FONTE:
=====
PÚBLICO -- Porque é que só agora, depois de tantos anos de carreira como maestro, dirigiu «La Traviata»?
GEORG SOLTI -- Foi a primeira vez que o fiz numa realização cénica, mas já antes a tinha dirigido numa interpretação para a rádio, em Munique, em 1950 ou 51, portanto, há mais de 40 anos. Para minha vergonha, foi uma execução com os cortes habituais; desta vez, não: todas as notas foram tocadas.
P. -- E nenhuma acrescentada.
R. -- Não. Gostei imenso de trabalhar com este elenco. A rapariga [Angela Gheorghiu] é uma «traviata» tão natural! Ela é maravilhosa! Mas eu não quero dirigir a obra muito mais vezes -- desde Novembro, já foram umas vinte récitas e isso basta!
=====
DADOS RECOLHIDOS:
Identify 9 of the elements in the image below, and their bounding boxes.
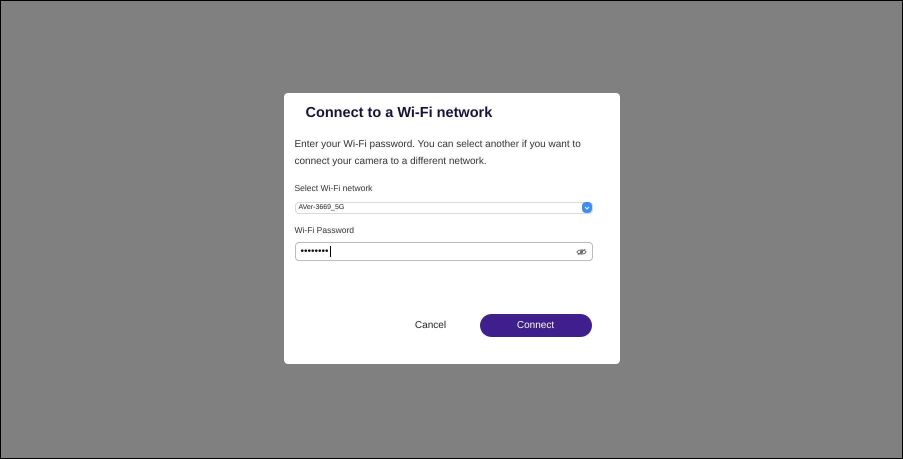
=====
ENUNCIADO 1:
Copie da entrevista com Georg Solti o trecho que vai de "GEORG SOLTI -- Foi" até "E nenhuma acrescentada.".
ENUNCIADO 2:
Na entrevista com Georg Solti, em que cidade ele já tinha dirigido «La Traviata» numa interpretação para a rádio?
ENUNCIADO 3:
Reescreva de forma mais curta o parágrafo da entrevista com Georg Solti que começa por "Foi a primeira vez", sem perder os factos principais.

RESPOSTA ESCRITA 1:
GEORG SOLTI -- Foi a primeira vez que o fiz numa realização cénica, mas já antes a tinha dirigido numa interpretação para a rádio, em Munique, em 1950 ou 51, portanto, há mais de 40 anos. Para minha vergonha, foi uma execução com os cortes habituais; desta vez, não: todas as notas foram tocadas.
P. -- E nenhuma acrescentada.

RESPOSTA ESCRITA 2:
Em Munique.

RESPOSTA ESCRITA 3:
Foi a primeira vez que a dirigi em cena. Já a tinha dirigido para a rádio em Munique, em 1950 ou 51, há mais de 40 anos, mas com os cortes habituais, para minha vergonha. Desta vez tocaram-se todas as notas.